Saved entries
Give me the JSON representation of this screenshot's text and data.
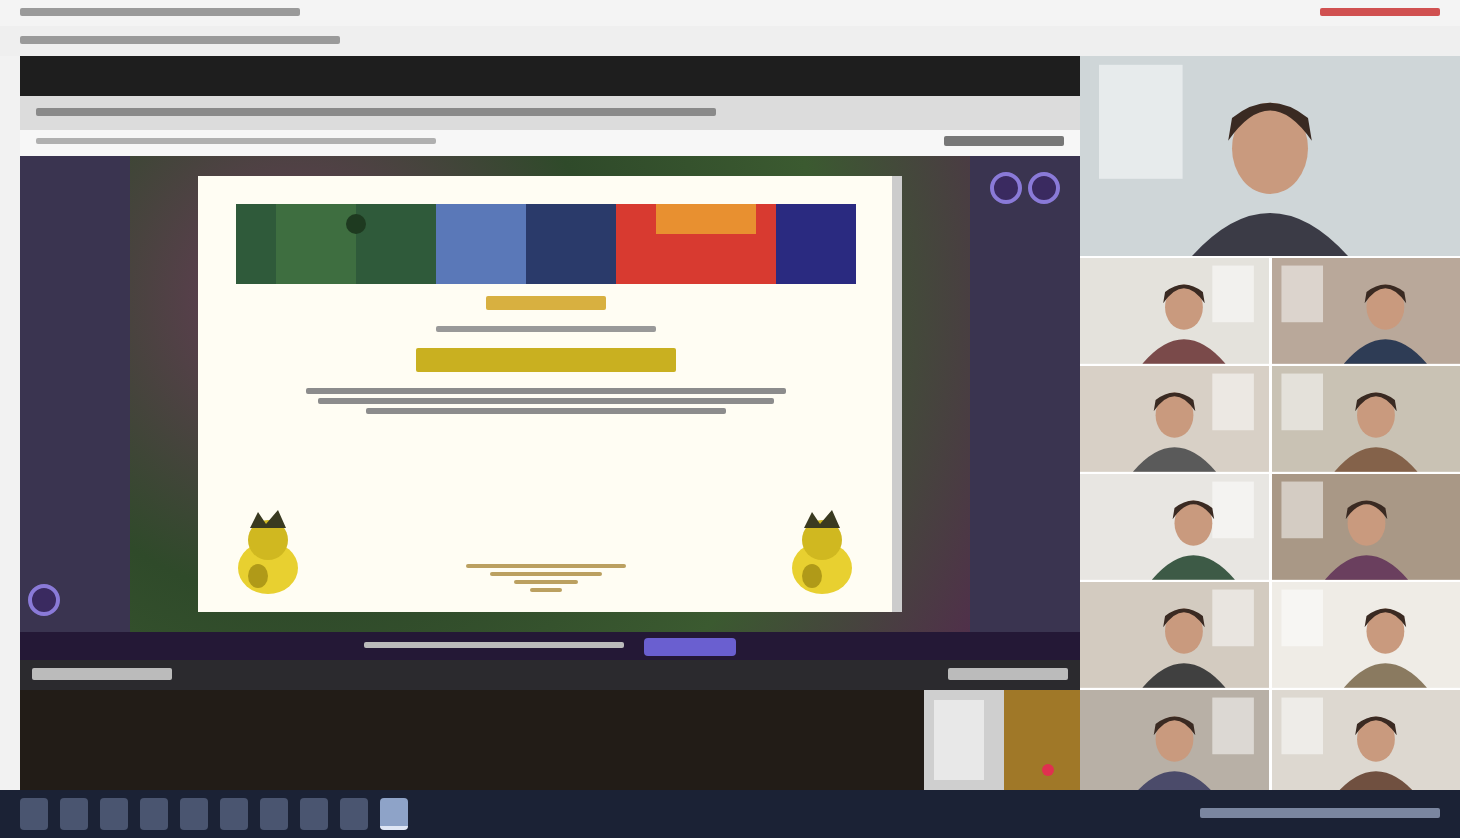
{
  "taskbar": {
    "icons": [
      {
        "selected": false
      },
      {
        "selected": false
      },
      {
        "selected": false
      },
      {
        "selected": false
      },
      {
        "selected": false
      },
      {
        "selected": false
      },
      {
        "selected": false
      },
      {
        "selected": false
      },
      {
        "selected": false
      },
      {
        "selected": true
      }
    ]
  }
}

Requirement: Retype all entries exactly as they appear, dropping the images.

Output of the task:
Give me the JSON representation of this screenshot's text and data.
{
  "taskbar": {
    "icons": [
      {
        "selected": false
      },
      {
        "selected": false
      },
      {
        "selected": false
      },
      {
        "selected": false
      },
      {
        "selected": false
      },
      {
        "selected": false
      },
      {
        "selected": false
      },
      {
        "selected": false
      },
      {
        "selected": false
      },
      {
        "selected": true
      }
    ]
  }
}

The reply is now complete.